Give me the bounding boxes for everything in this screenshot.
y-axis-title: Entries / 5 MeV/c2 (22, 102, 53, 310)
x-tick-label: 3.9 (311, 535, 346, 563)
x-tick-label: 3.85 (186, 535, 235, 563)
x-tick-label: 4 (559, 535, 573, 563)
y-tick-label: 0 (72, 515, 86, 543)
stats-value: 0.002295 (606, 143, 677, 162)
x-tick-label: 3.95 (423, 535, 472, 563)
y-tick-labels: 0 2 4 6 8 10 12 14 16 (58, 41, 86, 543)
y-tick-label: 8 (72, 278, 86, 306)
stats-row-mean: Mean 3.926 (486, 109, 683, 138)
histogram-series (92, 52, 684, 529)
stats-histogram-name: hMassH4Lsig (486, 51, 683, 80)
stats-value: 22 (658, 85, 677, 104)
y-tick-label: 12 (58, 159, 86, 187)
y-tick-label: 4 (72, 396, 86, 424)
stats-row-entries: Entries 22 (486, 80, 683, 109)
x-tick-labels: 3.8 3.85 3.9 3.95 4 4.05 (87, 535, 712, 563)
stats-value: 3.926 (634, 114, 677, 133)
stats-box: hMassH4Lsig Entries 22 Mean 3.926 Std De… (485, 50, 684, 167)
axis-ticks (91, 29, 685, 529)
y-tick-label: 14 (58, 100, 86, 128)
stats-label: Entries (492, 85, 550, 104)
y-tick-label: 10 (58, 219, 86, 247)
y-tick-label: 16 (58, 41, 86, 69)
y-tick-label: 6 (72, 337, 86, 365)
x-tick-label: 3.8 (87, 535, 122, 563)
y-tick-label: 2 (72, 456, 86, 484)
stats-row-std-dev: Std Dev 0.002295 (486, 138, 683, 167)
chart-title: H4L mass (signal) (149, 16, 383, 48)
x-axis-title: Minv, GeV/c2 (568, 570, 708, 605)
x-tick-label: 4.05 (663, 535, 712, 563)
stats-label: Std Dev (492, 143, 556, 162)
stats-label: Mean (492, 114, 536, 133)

**Task brief**
Can you write out every line of the items above, word for word and in the same order?

**The solution**
Give me the bounding boxes for everything in this screenshot.
y-axis-title: Entries / 5 MeV/c2 (22, 102, 53, 310)
x-tick-label: 3.9 (311, 535, 346, 563)
x-tick-label: 3.85 (186, 535, 235, 563)
x-tick-label: 4 (559, 535, 573, 563)
y-tick-label: 0 (72, 515, 86, 543)
stats-value: 0.002295 (606, 143, 677, 162)
x-tick-label: 3.95 (423, 535, 472, 563)
y-tick-labels: 0 2 4 6 8 10 12 14 16 (58, 41, 86, 543)
y-tick-label: 8 (72, 278, 86, 306)
stats-row-mean: Mean 3.926 (486, 109, 683, 138)
histogram-series (92, 52, 684, 529)
stats-histogram-name: hMassH4Lsig (486, 51, 683, 80)
stats-value: 22 (658, 85, 677, 104)
y-tick-label: 12 (58, 159, 86, 187)
y-tick-label: 4 (72, 396, 86, 424)
stats-row-entries: Entries 22 (486, 80, 683, 109)
x-tick-labels: 3.8 3.85 3.9 3.95 4 4.05 (87, 535, 712, 563)
stats-value: 3.926 (634, 114, 677, 133)
stats-box: hMassH4Lsig Entries 22 Mean 3.926 Std De… (485, 50, 684, 167)
axis-ticks (91, 29, 685, 529)
y-tick-label: 14 (58, 100, 86, 128)
stats-label: Entries (492, 85, 550, 104)
y-tick-label: 10 (58, 219, 86, 247)
y-tick-label: 16 (58, 41, 86, 69)
y-tick-label: 6 (72, 337, 86, 365)
x-tick-label: 3.8 (87, 535, 122, 563)
y-tick-label: 2 (72, 456, 86, 484)
stats-row-std-dev: Std Dev 0.002295 (486, 138, 683, 167)
chart-title: H4L mass (signal) (149, 16, 383, 48)
x-axis-title: Minv, GeV/c2 (568, 570, 708, 605)
x-tick-label: 4.05 (663, 535, 712, 563)
stats-label: Std Dev (492, 143, 556, 162)
stats-label: Mean (492, 114, 536, 133)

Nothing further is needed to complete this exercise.